— begin DATA SHOWN —
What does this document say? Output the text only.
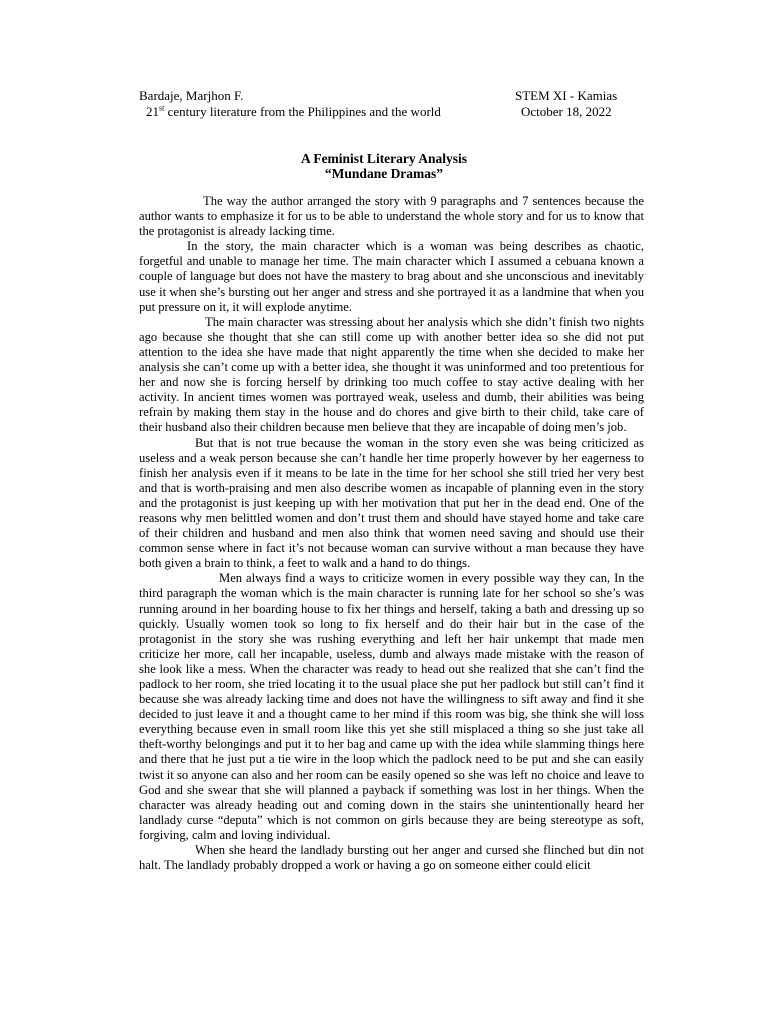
Bardaje, Marjhon F.	STEM XI - Kamias
21st century literature from the Philippines and the world	October 18, 2022
A Feminist Literary Analysis
“Mundane Dramas”

The way the author arranged the story with 9 paragraphs and 7 sentences because the author wants to emphasize it for us to be able to understand the whole story and for us to know that the protagonist is already lacking time.

In the story, the main character which is a woman was being describes as chaotic, forgetful and unable to manage her time. The main character which I assumed a cebuana known a couple of language but does not have the mastery to brag about and she unconscious and inevitably use it when she’s bursting out her anger and stress and she portrayed it as a landmine that when you put pressure on it, it will explode anytime.

The main character was stressing about her analysis which she didn’t finish two nights ago because she thought that she can still come up with another better idea so she did not put attention to the idea she have made that night apparently the time when she decided to make her analysis she can’t come up with a better idea, she thought it was uninformed and too pretentious for her and now she is forcing herself by drinking too much coffee to stay active dealing with her activity. In ancient times women was portrayed weak, useless and dumb, their abilities was being refrain by making them stay in the house and do chores and give birth to their child, take care of their husband also their children because men believe that they are incapable of doing men’s job.

But that is not true because the woman in the story even she was being criticized as useless and a weak person because she can’t handle her time properly however by her eagerness to finish her analysis even if it means to be late in the time for her school she still tried her very best and that is worth-praising and men also describe women as incapable of planning even in the story and the protagonist is just keeping up with her motivation that put her in the dead end. One of the reasons why men belittled women and don’t trust them and should have stayed home and take care of their children and husband and men also think that women need saving and should use their common sense where in fact it’s not because woman can survive without a man because they have both given a brain to think, a feet to walk and a hand to do things.

Men always find a ways to criticize women in every possible way they can, In the third paragraph the woman which is the main character is running late for her school so she’s was running around in her boarding house to fix her things and herself, taking a bath and dressing up so quickly. Usually women took so long to fix herself and do their hair but in the case of the protagonist in the story she was rushing everything and left her hair unkempt that made men criticize her more, call her incapable, useless, dumb and always made mistake with the reason of she look like a mess. When the character was ready to head out she realized that she can’t find the padlock to her room, she tried locating it to the usual place she put her padlock but still can’t find it because she was already lacking time and does not have the willingness to sift away and find it she decided to just leave it and a thought came to her mind if this room was big, she think she will loss everything because even in small room like this yet she still misplaced a thing so she just take all theft-worthy belongings and put it to her bag and came up with the idea while slamming things here and there that he just put a tie wire in the loop which the padlock need to be put and she can easily twist it so anyone can also and her room can be easily opened so she was left no choice and leave to God and she swear that she will planned a payback if something was lost in her things. When the character was already heading out and coming down in the stairs she unintentionally heard her landlady curse “deputa” which is not common on girls because they are being stereotype as soft, forgiving, calm and loving individual.

When she heard the landlady bursting out her anger and cursed she flinched but din not halt. The landlady probably dropped a work or having a go on someone either could elicit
— end DATA SHOWN —
* DESCRIPTION OF THE TASK *
Write out all the records again, exactly, minus any pictures.

* FULL SOLUTION *
What does this document say? Output the text only.
Bardaje, Marjhon F.	STEM XI - Kamias
21st century literature from the Philippines and the world	October 18, 2022
A Feminist Literary Analysis
“Mundane Dramas”

The way the author arranged the story with 9 paragraphs and 7 sentences because the author wants to emphasize it for us to be able to understand the whole story and for us to know that the protagonist is already lacking time.

In the story, the main character which is a woman was being describes as chaotic, forgetful and unable to manage her time. The main character which I assumed a cebuana known a couple of language but does not have the mastery to brag about and she unconscious and inevitably use it when she’s bursting out her anger and stress and she portrayed it as a landmine that when you put pressure on it, it will explode anytime.

The main character was stressing about her analysis which she didn’t finish two nights ago because she thought that she can still come up with another better idea so she did not put attention to the idea she have made that night apparently the time when she decided to make her analysis she can’t come up with a better idea, she thought it was uninformed and too pretentious for her and now she is forcing herself by drinking too much coffee to stay active dealing with her activity. In ancient times women was portrayed weak, useless and dumb, their abilities was being refrain by making them stay in the house and do chores and give birth to their child, take care of their husband also their children because men believe that they are incapable of doing men’s job.

But that is not true because the woman in the story even she was being criticized as useless and a weak person because she can’t handle her time properly however by her eagerness to finish her analysis even if it means to be late in the time for her school she still tried her very best and that is worth-praising and men also describe women as incapable of planning even in the story and the protagonist is just keeping up with her motivation that put her in the dead end. One of the reasons why men belittled women and don’t trust them and should have stayed home and take care of their children and husband and men also think that women need saving and should use their common sense where in fact it’s not because woman can survive without a man because they have both given a brain to think, a feet to walk and a hand to do things.

Men always find a ways to criticize women in every possible way they can, In the third paragraph the woman which is the main character is running late for her school so she’s was running around in her boarding house to fix her things and herself, taking a bath and dressing up so quickly. Usually women took so long to fix herself and do their hair but in the case of the protagonist in the story she was rushing everything and left her hair unkempt that made men criticize her more, call her incapable, useless, dumb and always made mistake with the reason of she look like a mess. When the character was ready to head out she realized that she can’t find the padlock to her room, she tried locating it to the usual place she put her padlock but still can’t find it because she was already lacking time and does not have the willingness to sift away and find it she decided to just leave it and a thought came to her mind if this room was big, she think she will loss everything because even in small room like this yet she still misplaced a thing so she just take all theft-worthy belongings and put it to her bag and came up with the idea while slamming things here and there that he just put a tie wire in the loop which the padlock need to be put and she can easily twist it so anyone can also and her room can be easily opened so she was left no choice and leave to God and she swear that she will planned a payback if something was lost in her things. When the character was already heading out and coming down in the stairs she unintentionally heard her landlady curse “deputa” which is not common on girls because they are being stereotype as soft, forgiving, calm and loving individual.

When she heard the landlady bursting out her anger and cursed she flinched but din not halt. The landlady probably dropped a work or having a go on someone either could elicit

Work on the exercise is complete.